→ READING TEXT:
A new year may also mean a new fiscal year and, if you have a bad habit of not logging the mileage you drive for work, there are apps for that. Whether you’re self-employed, a small business owner or corporate employee, these apps can keep close tabs on all your mileage for tax and business purposes.
Free for Lite version, $2.99 for Full version
Available at: Apple App Store, Google Play, Windows Marketplace
What this app lacks in aesthetics, it makes up for in execution. It lets you input everything from rate per kilometre, the purpose of a trip, which car you’re driving and other expenses that include gas, parking, tolls or valet, for example.
You can manually tap in the odometer reading yourself, or have the app use your phone’s GPS to measure the distance for you and tally up the amount per kilometre based on your rate. If you tend to drive a certain route often, you can save it as a trip, where the origin, destination and purpose are left intact, along with other details. What’s especially convenient is that trips can be exported as reports in either HTML, CSV or both.
There are some gaping holes to consider, depending on the version you use. While Dropbox support was added to the Windows version, it was at the expense of SkyDrive integration. The Android version still doesn’t offer GPS, and the iOS version doesn’t sync with any cloud-based service. Reports can only be exported via syncing with iTunes or through e-mail.
Free, $5.99 for Pro Unlocker version
Available at: Google Play
This app uses a decent interface and is loaded with a number of inclusive features that would benefit not only a road warrior, but also someone managing more than one vehicle.

→ GIVEN ENTRIES:

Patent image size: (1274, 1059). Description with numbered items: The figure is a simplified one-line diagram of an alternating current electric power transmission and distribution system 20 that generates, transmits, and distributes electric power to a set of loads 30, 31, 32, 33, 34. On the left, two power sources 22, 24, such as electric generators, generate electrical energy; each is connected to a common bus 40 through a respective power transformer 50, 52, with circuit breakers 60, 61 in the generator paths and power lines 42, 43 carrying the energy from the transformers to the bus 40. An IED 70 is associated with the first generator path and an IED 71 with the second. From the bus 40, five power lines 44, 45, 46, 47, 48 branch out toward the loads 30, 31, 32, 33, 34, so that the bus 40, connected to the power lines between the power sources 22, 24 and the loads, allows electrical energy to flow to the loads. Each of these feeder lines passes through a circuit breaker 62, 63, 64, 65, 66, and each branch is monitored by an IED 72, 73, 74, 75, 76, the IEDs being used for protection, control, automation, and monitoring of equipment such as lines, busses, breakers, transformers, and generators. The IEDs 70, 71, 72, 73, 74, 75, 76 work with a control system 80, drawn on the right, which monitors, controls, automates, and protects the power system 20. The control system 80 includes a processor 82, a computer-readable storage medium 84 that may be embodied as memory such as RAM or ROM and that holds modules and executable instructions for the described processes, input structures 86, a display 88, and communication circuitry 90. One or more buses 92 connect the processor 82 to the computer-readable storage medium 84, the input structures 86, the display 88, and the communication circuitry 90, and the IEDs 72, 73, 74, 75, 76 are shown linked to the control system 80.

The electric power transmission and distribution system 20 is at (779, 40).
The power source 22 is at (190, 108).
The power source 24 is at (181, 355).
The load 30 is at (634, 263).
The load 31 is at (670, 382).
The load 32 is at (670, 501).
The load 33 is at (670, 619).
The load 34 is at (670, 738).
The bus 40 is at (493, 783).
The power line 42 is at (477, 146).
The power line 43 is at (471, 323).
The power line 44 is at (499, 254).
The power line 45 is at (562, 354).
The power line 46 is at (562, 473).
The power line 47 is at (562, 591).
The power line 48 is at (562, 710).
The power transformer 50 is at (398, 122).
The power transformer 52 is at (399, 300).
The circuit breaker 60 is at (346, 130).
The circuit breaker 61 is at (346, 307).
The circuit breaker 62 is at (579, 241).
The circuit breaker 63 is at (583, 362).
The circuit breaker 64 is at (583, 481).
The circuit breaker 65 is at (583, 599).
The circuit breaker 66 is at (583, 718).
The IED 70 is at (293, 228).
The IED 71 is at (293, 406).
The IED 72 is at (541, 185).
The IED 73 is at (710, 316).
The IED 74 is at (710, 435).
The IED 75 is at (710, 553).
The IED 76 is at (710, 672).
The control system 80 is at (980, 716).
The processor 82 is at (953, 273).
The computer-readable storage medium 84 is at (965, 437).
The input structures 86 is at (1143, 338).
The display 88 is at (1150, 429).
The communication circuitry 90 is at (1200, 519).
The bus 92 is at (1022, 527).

→ TASK A:
Answer these about the article on mileage-tracking apps:
(i) In what formats can the first app export trips as reports?
(ii) What did the Windows version of the first app lose when Dropbox support was added?
(iii) Where is the second app, the one with a $5.99 Pro Unlocker version, available?
→ TASK B: Carry on the article on mileage-tracking apps, starting after its last sentence.

→ WRITTEN ANSWER A:
(i) HTML, CSV or both.
(ii) SkyDrive integration.
(iii) Google Play.

→ WRITTEN ANSWER B:
Where aCar scores extra points is in how it integrates a vehicle’s maintenance into the bigger expense picture. And it can do it in a way that’s more automatic than the manual process required with MileBug, which doesn’t have anything specific for service at a garage or dealership. There’s even a section for expensing parts. Importing and exporting records could be a little smoother, but there are workarounds that are easy to figure out, if you need them.
All of this is on top of the main focus, which is mileage. Since aCar has so much information, it’s able to give you empirical data in the form of stats and charts to show you what the numbers and expenses mean. It may be overkill for some, but could also relieve a headache or two when tracking multiple vehicles.
Available at: Apple App Store
Trip Miles has a sleeker interface that is also easier to use in a number of ways. Starting a trip and inputting all the details is simple enough. It doesn’t have the depth of aCar nor the reach of MileBug (which is on Android and Windows, too), but is a worthy alternative if your main concern is just recording mileage expenses.
Routine trips can be saved, so that you don’t have to always tap in the details repeatedly, although it’s missing departure and arrival times, which the other two apps offer. Another flaw is that it doesn’t let you input an inclusive period within a day. The app naturally tallies up your rate per kilometre seamlessly, but doesn’t include anything to do with gas. There’s no price per litre to note, nor anything to do with prices at the pump. At least the status reports are neatly organized and easy to export.
With what’s missing, Trip Miles isn’t really worth the same cost as MileBug, but it looks better and is easier to use because it focuses only on logging mileage. Drivers who only care about that will appreciate the simplicity, whereas those who need more should consider one of the other two.